Stored data:

::::

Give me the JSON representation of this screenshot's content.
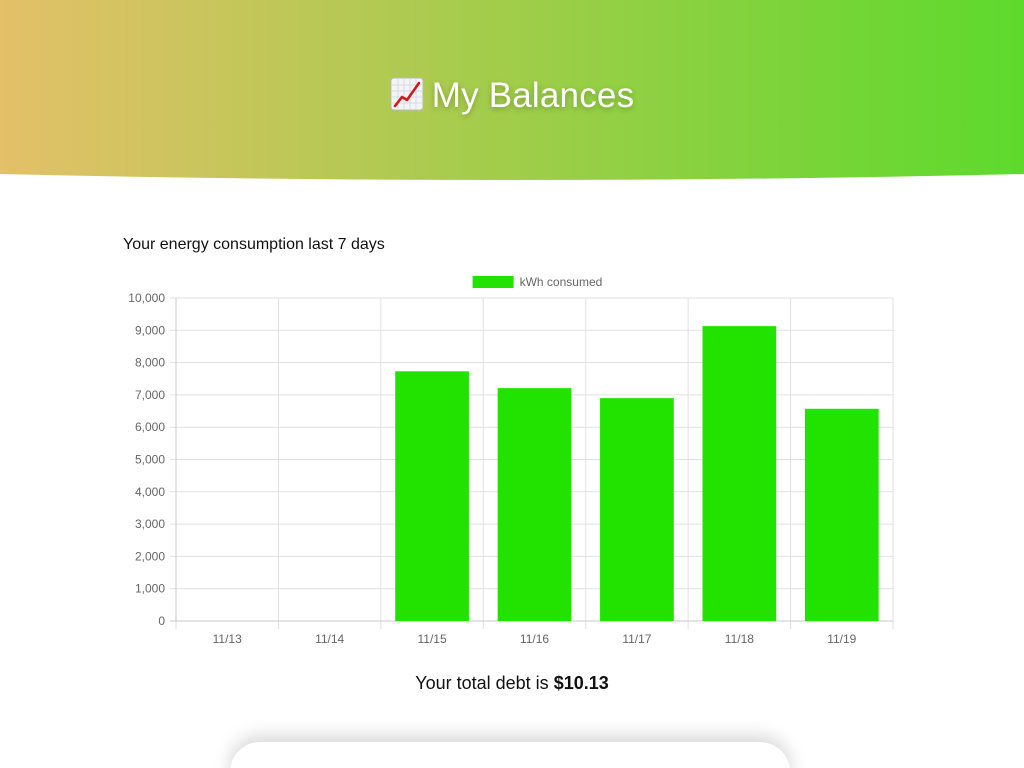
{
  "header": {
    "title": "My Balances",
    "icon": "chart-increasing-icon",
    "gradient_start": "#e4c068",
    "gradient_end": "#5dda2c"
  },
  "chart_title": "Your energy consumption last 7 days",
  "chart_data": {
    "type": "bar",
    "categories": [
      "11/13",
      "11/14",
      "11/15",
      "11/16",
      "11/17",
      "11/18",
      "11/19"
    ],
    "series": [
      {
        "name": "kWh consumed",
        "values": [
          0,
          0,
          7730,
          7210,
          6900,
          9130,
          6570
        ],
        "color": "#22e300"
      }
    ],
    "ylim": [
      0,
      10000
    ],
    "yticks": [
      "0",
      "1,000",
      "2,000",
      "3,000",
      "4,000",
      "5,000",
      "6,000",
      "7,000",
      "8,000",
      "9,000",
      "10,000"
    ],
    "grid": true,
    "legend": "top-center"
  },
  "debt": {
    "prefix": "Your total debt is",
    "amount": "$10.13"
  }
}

::::

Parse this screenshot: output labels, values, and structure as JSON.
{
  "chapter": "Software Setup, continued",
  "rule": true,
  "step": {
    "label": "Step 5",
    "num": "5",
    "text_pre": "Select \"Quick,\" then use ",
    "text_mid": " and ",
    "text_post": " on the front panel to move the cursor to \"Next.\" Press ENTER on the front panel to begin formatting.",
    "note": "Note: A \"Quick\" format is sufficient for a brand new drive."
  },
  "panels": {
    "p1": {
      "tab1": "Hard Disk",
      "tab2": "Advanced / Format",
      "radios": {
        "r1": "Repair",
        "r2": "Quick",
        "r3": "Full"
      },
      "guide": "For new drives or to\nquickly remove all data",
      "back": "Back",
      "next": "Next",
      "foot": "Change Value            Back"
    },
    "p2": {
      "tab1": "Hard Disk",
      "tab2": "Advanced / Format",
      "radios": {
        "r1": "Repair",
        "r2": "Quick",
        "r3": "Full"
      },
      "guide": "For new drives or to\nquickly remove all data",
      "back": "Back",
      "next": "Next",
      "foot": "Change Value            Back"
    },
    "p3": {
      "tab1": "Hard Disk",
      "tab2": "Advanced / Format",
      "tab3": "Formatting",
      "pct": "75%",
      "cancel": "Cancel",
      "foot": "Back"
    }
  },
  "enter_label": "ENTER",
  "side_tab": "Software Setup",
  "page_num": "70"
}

::::

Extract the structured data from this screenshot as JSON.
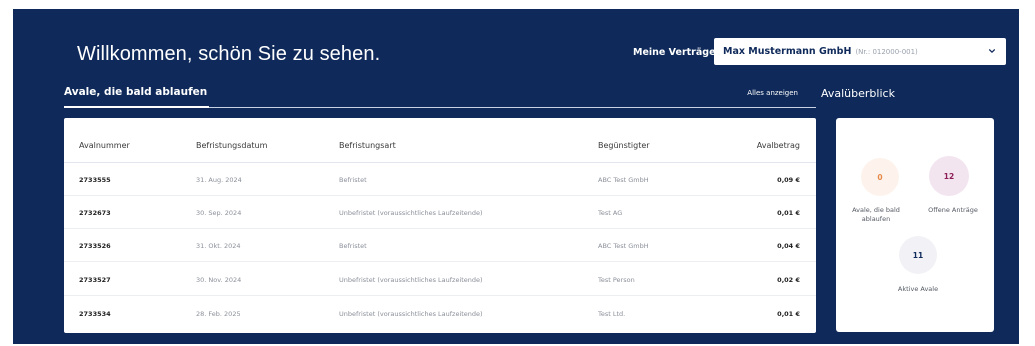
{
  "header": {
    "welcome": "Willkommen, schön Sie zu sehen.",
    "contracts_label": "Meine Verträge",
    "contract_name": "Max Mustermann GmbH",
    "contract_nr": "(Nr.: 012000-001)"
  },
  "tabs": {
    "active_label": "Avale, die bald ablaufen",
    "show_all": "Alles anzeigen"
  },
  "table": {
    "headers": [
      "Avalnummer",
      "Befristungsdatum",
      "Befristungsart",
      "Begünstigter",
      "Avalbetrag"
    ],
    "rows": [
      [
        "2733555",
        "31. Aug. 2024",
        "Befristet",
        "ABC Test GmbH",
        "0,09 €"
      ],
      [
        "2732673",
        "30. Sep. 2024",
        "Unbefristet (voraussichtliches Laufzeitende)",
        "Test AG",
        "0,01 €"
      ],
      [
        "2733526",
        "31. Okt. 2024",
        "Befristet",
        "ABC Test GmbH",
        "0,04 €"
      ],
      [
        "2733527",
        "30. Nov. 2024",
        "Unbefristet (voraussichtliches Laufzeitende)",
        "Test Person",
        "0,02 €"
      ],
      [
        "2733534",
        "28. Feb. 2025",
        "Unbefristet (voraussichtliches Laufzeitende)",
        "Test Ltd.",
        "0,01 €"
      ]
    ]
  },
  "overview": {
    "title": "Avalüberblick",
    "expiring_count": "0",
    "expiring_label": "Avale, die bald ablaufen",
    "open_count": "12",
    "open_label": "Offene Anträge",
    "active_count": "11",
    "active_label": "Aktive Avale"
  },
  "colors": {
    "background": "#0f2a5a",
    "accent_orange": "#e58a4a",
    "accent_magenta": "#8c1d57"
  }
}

::::

TASK TO COMPLETE. Give only the number of lines that include the word "Avale".

ANSWER FOR THIS EXERCISE. 3